## Brano di partenza
Vittore Bocchetta: “Ma il fascismo del nepotismo e della corruzione non è stato sconfitto”

 

Oggi è il 70° anniversario della Liberazione dell’Italia dal fascismo e dal nazismo. Sardinia Post ha pensato di chiedere a Vittore Bocchetta – classe 1918 – di ricordare l’evento con un suo scritto. Ci ha inviato questo e, dopo averlo letto, abbiamo deciso di pubblicarlo nella posizione di maggior evidenza nella nostra homepage. Bocchetta infatti non “celebra”, non “rievoca”, anche se avrebbe moltissime cose da raccontare di quegli anni che visse in prima linea, affrontando le prove più dure, sopravvivendo al lager di Hersbruck. Bocchetta conserva, settant’anni dopo, lo spirito e anche la rabbia di quel giovane uomo che il 25 aprile del 1945 credette che davvero stesse cominciando una nuova fase della storia. E che, invece, ha via via scoperto che l’humus nel quale si era formato il fascismo non affatto scomparso con la sua sconfitta. Chi volesse saperne di più, può andare a leggere gli altri interventi che Vittore Bocchetta ha realizzato per Sardinia Post e pubblicato nella sua rubrica Testimone del nostro tempo. Intanto vale davvero la pena di leggere questo.

Dopo tanti anni festeggiare ancora il 25 aprile?  Più che una domanda retorica è una tesi storica, anzi è ancora meno: è la premessa di una discussione destinata a lasciare il tempo che trova. Gli obiettivi e gli ideali di quella Resistenza, la nostra Resistenza non solo non sono stati raggiunti e difesi, ma è anche rimasto un immenso spazio vuoto laddove un tempo c’erano le nostre speranze.  Noi, i ribelli, noi che affrontammo la tirannia fascista e il terrore nazista, non abbiamo potuto firmare un trattato di pace. Non ci è stato concesso.

## Esercizi da svolgere
**A)** Ricopia i record partendo dal loro inizio e fermandoti dopo la riga che contiene "The disc 53 is at (294, 179).", compresa. Lascia fuori le immagini.
**B)** Per favore, prosegui il brano su Vittore Bocchetta e il 25 aprile dal punto in cui si ferma.

## Dati registrati
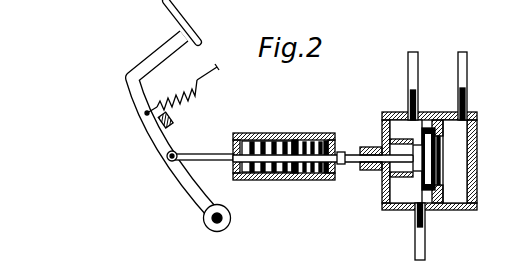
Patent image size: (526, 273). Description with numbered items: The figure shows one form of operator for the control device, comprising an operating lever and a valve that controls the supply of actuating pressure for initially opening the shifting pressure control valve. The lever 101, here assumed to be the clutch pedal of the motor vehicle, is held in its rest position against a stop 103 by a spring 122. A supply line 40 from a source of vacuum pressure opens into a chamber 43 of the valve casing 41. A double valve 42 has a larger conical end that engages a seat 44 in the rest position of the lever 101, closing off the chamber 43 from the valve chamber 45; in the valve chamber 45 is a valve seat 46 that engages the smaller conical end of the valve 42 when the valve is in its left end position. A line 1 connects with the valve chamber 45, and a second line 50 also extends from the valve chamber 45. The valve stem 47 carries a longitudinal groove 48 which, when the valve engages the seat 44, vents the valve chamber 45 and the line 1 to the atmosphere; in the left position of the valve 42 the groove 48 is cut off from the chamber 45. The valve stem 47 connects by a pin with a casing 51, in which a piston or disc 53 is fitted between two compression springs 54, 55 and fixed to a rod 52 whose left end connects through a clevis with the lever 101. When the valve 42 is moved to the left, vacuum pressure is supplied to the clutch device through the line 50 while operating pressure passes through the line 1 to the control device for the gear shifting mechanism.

The line 1 is at (419, 246).
The supply line 40 is at (463, 78).
The valve casing 41 is at (477, 158).
The double valve 42 is at (428, 161).
The chamber 43 is at (457, 177).
The seat 44 is at (445, 208).
The valve chamber 45 is at (403, 192).
The valve seat 46 is at (412, 130).
The valve stem 47 is at (378, 171).
The longitudinal groove 48 is at (362, 152).
The second line 50 is at (412, 63).
The casing 51 is at (257, 138).
The rod 52 is at (186, 154).
The disc 53 is at (294, 179).
The compression spring 54 is at (278, 148).
The compression spring 55 is at (314, 175).
The operating lever 101 is at (158, 52).
The stop 103 is at (160, 123).
The spring 122 is at (195, 80).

## Risposte date
**A)**
Patent image size: (526, 273). Description with numbered items: The figure shows one form of operator for the control device, comprising an operating lever and a valve that controls the supply of actuating pressure for initially opening the shifting pressure control valve. The lever 101, here assumed to be the clutch pedal of the motor vehicle, is held in its rest position against a stop 103 by a spring 122. A supply line 40 from a source of vacuum pressure opens into a chamber 43 of the valve casing 41. A double valve 42 has a larger conical end that engages a seat 44 in the rest position of the lever 101, closing off the chamber 43 from the valve chamber 45; in the valve chamber 45 is a valve seat 46 that engages the smaller conical end of the valve 42 when the valve is in its left end position. A line 1 connects with the valve chamber 45, and a second line 50 also extends from the valve chamber 45. The valve stem 47 carries a longitudinal groove 48 which, when the valve engages the seat 44, vents the valve chamber 45 and the line 1 to the atmosphere; in the left position of the valve 42 the groove 48 is cut off from the chamber 45. The valve stem 47 connects by a pin with a casing 51, in which a piston or disc 53 is fitted between two compression springs 54, 55 and fixed to a rod 52 whose left end connects through a clevis with the lever 101. When the valve 42 is moved to the left, vacuum pressure is supplied to the clutch device through the line 50 while operating pressure passes through the line 1 to the control device for the gear shifting mechanism.

The line 1 is at (419, 246).
The supply line 40 is at (463, 78).
The valve casing 41 is at (477, 158).
The double valve 42 is at (428, 161).
The chamber 43 is at (457, 177).
The seat 44 is at (445, 208).
The valve chamber 45 is at (403, 192).
The valve seat 46 is at (412, 130).
The valve stem 47 is at (378, 171).
The longitudinal groove 48 is at (362, 152).
The second line 50 is at (412, 63).
The casing 51 is at (257, 138).
The rod 52 is at (186, 154).
The disc 53 is at (294, 179).

**B)**
Così ci sentiamo, dopo settant’anni, ancora in stato di tregua. Non solo non abbiamo mai veramente vinto ma siamo rimasti incerti e inermi a difendere barricate invisibili ed obsolete. E oggi è come se fossimo incapaci non solo di renderci conto che il tempo ci è passato sopra, ma che la vittoria sul fascismo è stata un’illusione. Non mi riferisco a quella sul fascismo della camicia nera,  dell’olio di ricino,  del manganello e del saluto romano. Il vero fascismo è stato ben altro. Il vero fascismo è quello che è rimasto tale e quale rispetto ad allora: il fascismo  del nepotismo, del peculato, della corruzione, del malcostume e quello, eterno, delle blandizie cortigiane.

Al calar del sole di quel 25 aprile, la specie dei rospi si unì con quella delle pantegane e ne uscì un ibrido virulento che riempie costantemente ogni vuoto e intasa tutte le condutture morali ed economiche della nostra vita. Ed è andata avanti così per settant’anni,: ogni 25 aprile ci è stato concesso di cantare Bella ciao e di ricordare, distrattamente, i nostri amici ribelli morti.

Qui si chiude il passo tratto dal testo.